Transcribe all of the material exactly, except for its pictures.

++++ Records supplied ++++

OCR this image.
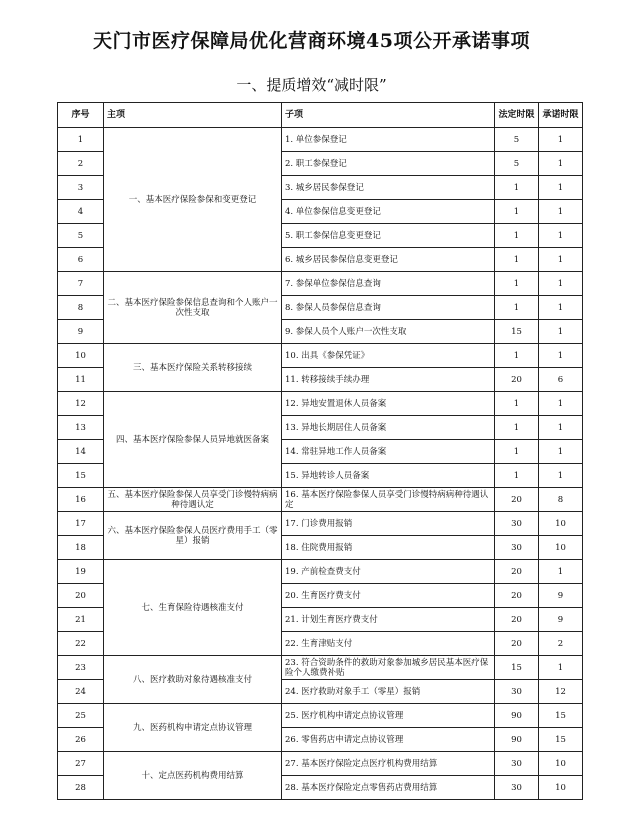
天门市医疗保障局优化营商环境45项公开承诺事项
一、提质增效“减时限”
序号	主项	子项	法定时限	承诺时限
1	一、基本医疗保险参保和变更登记	1. 单位参保登记	5	1
2		2. 职工参保登记	5	1
3		3. 城乡居民参保登记	1	1
4		4. 单位参保信息变更登记	1	1
5		5. 职工参保信息变更登记	1	1
6		6. 城乡居民参保信息变更登记	1	1
7	二、基本医疗保险参保信息查询和个人账户一次性支取	7. 参保单位参保信息查询	1	1
8		8. 参保人员参保信息查询	1	1
9		9. 参保人员个人账户一次性支取	15	1
10	三、基本医疗保险关系转移接续	10. 出具《参保凭证》	1	1
11		11. 转移接续手续办理	20	6
12	四、基本医疗保险参保人员异地就医备案	12. 异地安置退休人员备案	1	1
13		13. 异地长期居住人员备案	1	1
14		14. 常驻异地工作人员备案	1	1
15		15. 异地转诊人员备案	1	1
16	五、基本医疗保险参保人员享受门诊慢特病病种待遇认定	16. 基本医疗保险参保人员享受门诊慢特病病种待遇认定	20	8
17	六、基本医疗保险参保人员医疗费用手工（零星）报销	17. 门诊费用报销	30	10
18		18. 住院费用报销	30	10
19	七、生育保险待遇核准支付	19. 产前检查费支付	20	1
20		20. 生育医疗费支付	20	9
21		21. 计划生育医疗费支付	20	9
22		22. 生育津贴支付	20	2
23	八、医疗救助对象待遇核准支付	23. 符合资助条件的救助对象参加城乡居民基本医疗保险个人缴费补贴	15	1
24		24. 医疗救助对象手工（零星）报销	30	12
25	九、医药机构申请定点协议管理	25. 医疗机构申请定点协议管理	90	15
26		26. 零售药店申请定点协议管理	90	15
27	十、定点医药机构费用结算	27. 基本医疗保险定点医疗机构费用结算	30	10
28		28. 基本医疗保险定点零售药店费用结算	30	10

++++

**Exercise response:**
OCR this image.
天门市医疗保障局优化营商环境45项公开承诺事项
一、提质增效“减时限”
序号	主项	子项	法定时限	承诺时限
1	一、基本医疗保险参保和变更登记	1. 单位参保登记	5	1
2		2. 职工参保登记	5	1
3		3. 城乡居民参保登记	1	1
4		4. 单位参保信息变更登记	1	1
5		5. 职工参保信息变更登记	1	1
6		6. 城乡居民参保信息变更登记	1	1
7	二、基本医疗保险参保信息查询和个人账户一次性支取	7. 参保单位参保信息查询	1	1
8		8. 参保人员参保信息查询	1	1
9		9. 参保人员个人账户一次性支取	15	1
10	三、基本医疗保险关系转移接续	10. 出具《参保凭证》	1	1
11		11. 转移接续手续办理	20	6
12	四、基本医疗保险参保人员异地就医备案	12. 异地安置退休人员备案	1	1
13		13. 异地长期居住人员备案	1	1
14		14. 常驻异地工作人员备案	1	1
15		15. 异地转诊人员备案	1	1
16	五、基本医疗保险参保人员享受门诊慢特病病种待遇认定	16. 基本医疗保险参保人员享受门诊慢特病病种待遇认定	20	8
17	六、基本医疗保险参保人员医疗费用手工（零星）报销	17. 门诊费用报销	30	10
18		18. 住院费用报销	30	10
19	七、生育保险待遇核准支付	19. 产前检查费支付	20	1
20		20. 生育医疗费支付	20	9
21		21. 计划生育医疗费支付	20	9
22		22. 生育津贴支付	20	2
23	八、医疗救助对象待遇核准支付	23. 符合资助条件的救助对象参加城乡居民基本医疗保险个人缴费补贴	15	1
24		24. 医疗救助对象手工（零星）报销	30	12
25	九、医药机构申请定点协议管理	25. 医疗机构申请定点协议管理	90	15
26		26. 零售药店申请定点协议管理	90	15
27	十、定点医药机构费用结算	27. 基本医疗保险定点医疗机构费用结算	30	10
28		28. 基本医疗保险定点零售药店费用结算	30	10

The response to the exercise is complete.